>> begin Entries provided

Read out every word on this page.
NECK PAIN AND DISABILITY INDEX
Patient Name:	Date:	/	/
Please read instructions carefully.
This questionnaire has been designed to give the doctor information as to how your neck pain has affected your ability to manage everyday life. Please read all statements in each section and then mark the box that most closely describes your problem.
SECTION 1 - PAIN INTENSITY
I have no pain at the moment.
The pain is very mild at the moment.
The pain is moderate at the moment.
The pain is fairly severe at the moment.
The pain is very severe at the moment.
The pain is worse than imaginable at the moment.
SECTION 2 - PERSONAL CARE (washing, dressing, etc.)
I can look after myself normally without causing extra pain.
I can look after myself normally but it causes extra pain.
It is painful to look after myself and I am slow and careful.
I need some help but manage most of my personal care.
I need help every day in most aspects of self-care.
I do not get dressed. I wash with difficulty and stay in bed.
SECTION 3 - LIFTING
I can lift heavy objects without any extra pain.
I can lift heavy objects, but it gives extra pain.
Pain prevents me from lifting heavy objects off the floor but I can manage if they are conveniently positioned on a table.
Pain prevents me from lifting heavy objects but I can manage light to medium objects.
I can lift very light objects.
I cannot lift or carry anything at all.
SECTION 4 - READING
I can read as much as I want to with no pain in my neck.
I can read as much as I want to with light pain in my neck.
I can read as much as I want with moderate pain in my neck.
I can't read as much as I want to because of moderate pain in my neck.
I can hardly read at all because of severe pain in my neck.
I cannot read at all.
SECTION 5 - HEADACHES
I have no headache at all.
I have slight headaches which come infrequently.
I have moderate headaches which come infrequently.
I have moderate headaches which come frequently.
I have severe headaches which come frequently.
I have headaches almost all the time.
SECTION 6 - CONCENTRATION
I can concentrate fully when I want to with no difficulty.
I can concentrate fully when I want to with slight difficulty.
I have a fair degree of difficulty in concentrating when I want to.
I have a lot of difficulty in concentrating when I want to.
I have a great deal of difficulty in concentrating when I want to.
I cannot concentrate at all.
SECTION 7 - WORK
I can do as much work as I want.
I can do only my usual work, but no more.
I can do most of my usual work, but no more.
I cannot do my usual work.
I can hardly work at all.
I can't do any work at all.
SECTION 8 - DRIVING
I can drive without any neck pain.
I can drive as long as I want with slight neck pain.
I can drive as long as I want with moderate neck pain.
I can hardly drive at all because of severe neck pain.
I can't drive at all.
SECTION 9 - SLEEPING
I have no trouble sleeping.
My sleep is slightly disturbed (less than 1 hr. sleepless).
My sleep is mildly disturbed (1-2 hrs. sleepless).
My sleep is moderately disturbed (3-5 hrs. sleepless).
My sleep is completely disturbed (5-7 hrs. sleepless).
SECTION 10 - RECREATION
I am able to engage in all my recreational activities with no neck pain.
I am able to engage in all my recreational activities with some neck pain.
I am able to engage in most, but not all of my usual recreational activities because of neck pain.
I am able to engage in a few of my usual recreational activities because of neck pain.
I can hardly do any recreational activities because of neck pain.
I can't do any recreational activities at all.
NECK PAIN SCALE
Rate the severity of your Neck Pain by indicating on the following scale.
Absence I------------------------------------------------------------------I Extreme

>> end Entries provided

▸ Work to do: Identify which lines contain the word "prevents" and copy each one.

▸ Correct result:
Pain prevents me from lifting heavy objects off the floor but I can manage if they are conveniently positioned on a table.
Pain prevents me from lifting heavy objects but I can manage light to medium objects.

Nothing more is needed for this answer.